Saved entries

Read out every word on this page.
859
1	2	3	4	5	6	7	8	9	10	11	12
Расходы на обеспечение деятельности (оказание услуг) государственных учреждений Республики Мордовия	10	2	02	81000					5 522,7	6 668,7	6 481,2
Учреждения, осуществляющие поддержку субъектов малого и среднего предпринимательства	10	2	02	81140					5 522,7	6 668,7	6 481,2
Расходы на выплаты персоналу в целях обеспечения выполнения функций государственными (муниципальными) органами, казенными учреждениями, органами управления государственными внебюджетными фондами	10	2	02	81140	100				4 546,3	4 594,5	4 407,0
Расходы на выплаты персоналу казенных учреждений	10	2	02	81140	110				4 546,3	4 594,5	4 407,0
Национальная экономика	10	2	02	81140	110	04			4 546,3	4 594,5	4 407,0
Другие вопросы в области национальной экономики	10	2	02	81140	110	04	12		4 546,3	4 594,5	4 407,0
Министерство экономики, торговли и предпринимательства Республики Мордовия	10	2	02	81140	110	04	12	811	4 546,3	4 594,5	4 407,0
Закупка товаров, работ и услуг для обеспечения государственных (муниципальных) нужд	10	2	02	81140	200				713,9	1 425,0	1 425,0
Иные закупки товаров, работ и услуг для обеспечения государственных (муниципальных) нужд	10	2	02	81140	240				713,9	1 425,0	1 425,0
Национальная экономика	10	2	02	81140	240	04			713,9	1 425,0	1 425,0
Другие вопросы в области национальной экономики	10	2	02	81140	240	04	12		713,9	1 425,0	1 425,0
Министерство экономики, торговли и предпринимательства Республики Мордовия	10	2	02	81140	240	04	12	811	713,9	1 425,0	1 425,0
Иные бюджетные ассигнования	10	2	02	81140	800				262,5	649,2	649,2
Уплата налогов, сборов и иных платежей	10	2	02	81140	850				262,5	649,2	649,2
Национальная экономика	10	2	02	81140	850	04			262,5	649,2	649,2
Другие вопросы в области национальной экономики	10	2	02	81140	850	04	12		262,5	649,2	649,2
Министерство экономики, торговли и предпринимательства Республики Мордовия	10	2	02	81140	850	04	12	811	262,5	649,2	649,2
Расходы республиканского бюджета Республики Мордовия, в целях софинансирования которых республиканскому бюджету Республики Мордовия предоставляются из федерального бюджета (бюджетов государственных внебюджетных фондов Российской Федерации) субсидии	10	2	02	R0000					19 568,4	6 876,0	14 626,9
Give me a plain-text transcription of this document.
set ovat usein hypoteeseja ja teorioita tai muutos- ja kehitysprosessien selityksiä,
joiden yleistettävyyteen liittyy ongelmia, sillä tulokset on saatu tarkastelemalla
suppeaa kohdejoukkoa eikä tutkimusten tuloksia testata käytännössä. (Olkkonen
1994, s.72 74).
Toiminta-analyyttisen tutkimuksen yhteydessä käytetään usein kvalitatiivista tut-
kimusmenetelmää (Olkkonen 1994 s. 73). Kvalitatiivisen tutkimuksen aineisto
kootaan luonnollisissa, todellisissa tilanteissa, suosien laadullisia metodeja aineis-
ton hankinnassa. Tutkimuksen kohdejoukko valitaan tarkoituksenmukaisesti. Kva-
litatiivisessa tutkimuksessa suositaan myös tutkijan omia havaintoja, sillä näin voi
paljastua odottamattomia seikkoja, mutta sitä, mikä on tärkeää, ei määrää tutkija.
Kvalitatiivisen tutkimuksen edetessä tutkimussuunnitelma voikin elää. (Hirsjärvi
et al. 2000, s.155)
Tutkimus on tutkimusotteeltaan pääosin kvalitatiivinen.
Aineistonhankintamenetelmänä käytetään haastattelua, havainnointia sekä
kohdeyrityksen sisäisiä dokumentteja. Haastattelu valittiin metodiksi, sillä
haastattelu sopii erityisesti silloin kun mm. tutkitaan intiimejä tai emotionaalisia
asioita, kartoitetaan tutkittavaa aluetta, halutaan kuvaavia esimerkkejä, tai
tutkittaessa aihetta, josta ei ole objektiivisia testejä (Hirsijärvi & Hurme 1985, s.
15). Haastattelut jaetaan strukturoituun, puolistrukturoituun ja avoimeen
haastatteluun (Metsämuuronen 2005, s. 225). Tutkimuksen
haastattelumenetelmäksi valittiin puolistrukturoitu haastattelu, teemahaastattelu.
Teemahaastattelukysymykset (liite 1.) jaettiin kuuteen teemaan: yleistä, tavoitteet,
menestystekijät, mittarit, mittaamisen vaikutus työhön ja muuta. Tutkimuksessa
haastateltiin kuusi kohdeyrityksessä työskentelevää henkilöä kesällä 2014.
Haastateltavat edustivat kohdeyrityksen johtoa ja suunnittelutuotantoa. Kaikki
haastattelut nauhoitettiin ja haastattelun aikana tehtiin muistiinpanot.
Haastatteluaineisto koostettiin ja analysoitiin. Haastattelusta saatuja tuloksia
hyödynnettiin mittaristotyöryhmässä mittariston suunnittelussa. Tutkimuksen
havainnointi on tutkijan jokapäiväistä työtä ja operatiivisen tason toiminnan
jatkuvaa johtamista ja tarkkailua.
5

The problem: Every entry must be quoted exactly as it appears above.

Answer:
Read out every word on this page.
859
1	2	3	4	5	6	7	8	9	10	11	12
Расходы на обеспечение деятельности (оказание услуг) государственных учреждений Республики Мордовия	10	2	02	81000					5 522,7	6 668,7	6 481,2
Учреждения, осуществляющие поддержку субъектов малого и среднего предпринимательства	10	2	02	81140					5 522,7	6 668,7	6 481,2
Расходы на выплаты персоналу в целях обеспечения выполнения функций государственными (муниципальными) органами, казенными учреждениями, органами управления государственными внебюджетными фондами	10	2	02	81140	100				4 546,3	4 594,5	4 407,0
Расходы на выплаты персоналу казенных учреждений	10	2	02	81140	110				4 546,3	4 594,5	4 407,0
Национальная экономика	10	2	02	81140	110	04			4 546,3	4 594,5	4 407,0
Другие вопросы в области национальной экономики	10	2	02	81140	110	04	12		4 546,3	4 594,5	4 407,0
Министерство экономики, торговли и предпринимательства Республики Мордовия	10	2	02	81140	110	04	12	811	4 546,3	4 594,5	4 407,0
Закупка товаров, работ и услуг для обеспечения государственных (муниципальных) нужд	10	2	02	81140	200				713,9	1 425,0	1 425,0
Иные закупки товаров, работ и услуг для обеспечения государственных (муниципальных) нужд	10	2	02	81140	240				713,9	1 425,0	1 425,0
Национальная экономика	10	2	02	81140	240	04			713,9	1 425,0	1 425,0
Другие вопросы в области национальной экономики	10	2	02	81140	240	04	12		713,9	1 425,0	1 425,0
Министерство экономики, торговли и предпринимательства Республики Мордовия	10	2	02	81140	240	04	12	811	713,9	1 425,0	1 425,0
Иные бюджетные ассигнования	10	2	02	81140	800				262,5	649,2	649,2
Уплата налогов, сборов и иных платежей	10	2	02	81140	850				262,5	649,2	649,2
Национальная экономика	10	2	02	81140	850	04			262,5	649,2	649,2
Другие вопросы в области национальной экономики	10	2	02	81140	850	04	12		262,5	649,2	649,2
Министерство экономики, торговли и предпринимательства Республики Мордовия	10	2	02	81140	850	04	12	811	262,5	649,2	649,2
Расходы республиканского бюджета Республики Мордовия, в целях софинансирования которых республиканскому бюджету Республики Мордовия предоставляются из федерального бюджета (бюджетов государственных внебюджетных фондов Российской Федерации) субсидии	10	2	02	R0000					19 568,4	6 876,0	14 626,9
Give me a plain-text transcription of this document.
set ovat usein hypoteeseja ja teorioita tai muutos- ja kehitysprosessien selityksiä,
joiden yleistettävyyteen liittyy ongelmia, sillä tulokset on saatu tarkastelemalla
suppeaa kohdejoukkoa eikä tutkimusten tuloksia testata käytännössä. (Olkkonen
1994, s.72 74).
Toiminta-analyyttisen tutkimuksen yhteydessä käytetään usein kvalitatiivista tut-
kimusmenetelmää (Olkkonen 1994 s. 73). Kvalitatiivisen tutkimuksen aineisto
kootaan luonnollisissa, todellisissa tilanteissa, suosien laadullisia metodeja aineis-
ton hankinnassa. Tutkimuksen kohdejoukko valitaan tarkoituksenmukaisesti. Kva-
litatiivisessa tutkimuksessa suositaan myös tutkijan omia havaintoja, sillä näin voi
paljastua odottamattomia seikkoja, mutta sitä, mikä on tärkeää, ei määrää tutkija.
Kvalitatiivisen tutkimuksen edetessä tutkimussuunnitelma voikin elää. (Hirsjärvi
et al. 2000, s.155)
Tutkimus on tutkimusotteeltaan pääosin kvalitatiivinen.
Aineistonhankintamenetelmänä käytetään haastattelua, havainnointia sekä
kohdeyrityksen sisäisiä dokumentteja. Haastattelu valittiin metodiksi, sillä
haastattelu sopii erityisesti silloin kun mm. tutkitaan intiimejä tai emotionaalisia
asioita, kartoitetaan tutkittavaa aluetta, halutaan kuvaavia esimerkkejä, tai
tutkittaessa aihetta, josta ei ole objektiivisia testejä (Hirsijärvi & Hurme 1985, s.
15). Haastattelut jaetaan strukturoituun, puolistrukturoituun ja avoimeen
haastatteluun (Metsämuuronen 2005, s. 225). Tutkimuksen
haastattelumenetelmäksi valittiin puolistrukturoitu haastattelu, teemahaastattelu.
Teemahaastattelukysymykset (liite 1.) jaettiin kuuteen teemaan: yleistä, tavoitteet,
menestystekijät, mittarit, mittaamisen vaikutus työhön ja muuta. Tutkimuksessa
haastateltiin kuusi kohdeyrityksessä työskentelevää henkilöä kesällä 2014.
Haastateltavat edustivat kohdeyrityksen johtoa ja suunnittelutuotantoa. Kaikki
haastattelut nauhoitettiin ja haastattelun aikana tehtiin muistiinpanot.
Haastatteluaineisto koostettiin ja analysoitiin. Haastattelusta saatuja tuloksia
hyödynnettiin mittaristotyöryhmässä mittariston suunnittelussa. Tutkimuksen
havainnointi on tutkijan jokapäiväistä työtä ja operatiivisen tason toiminnan
jatkuvaa johtamista ja tarkkailua.
5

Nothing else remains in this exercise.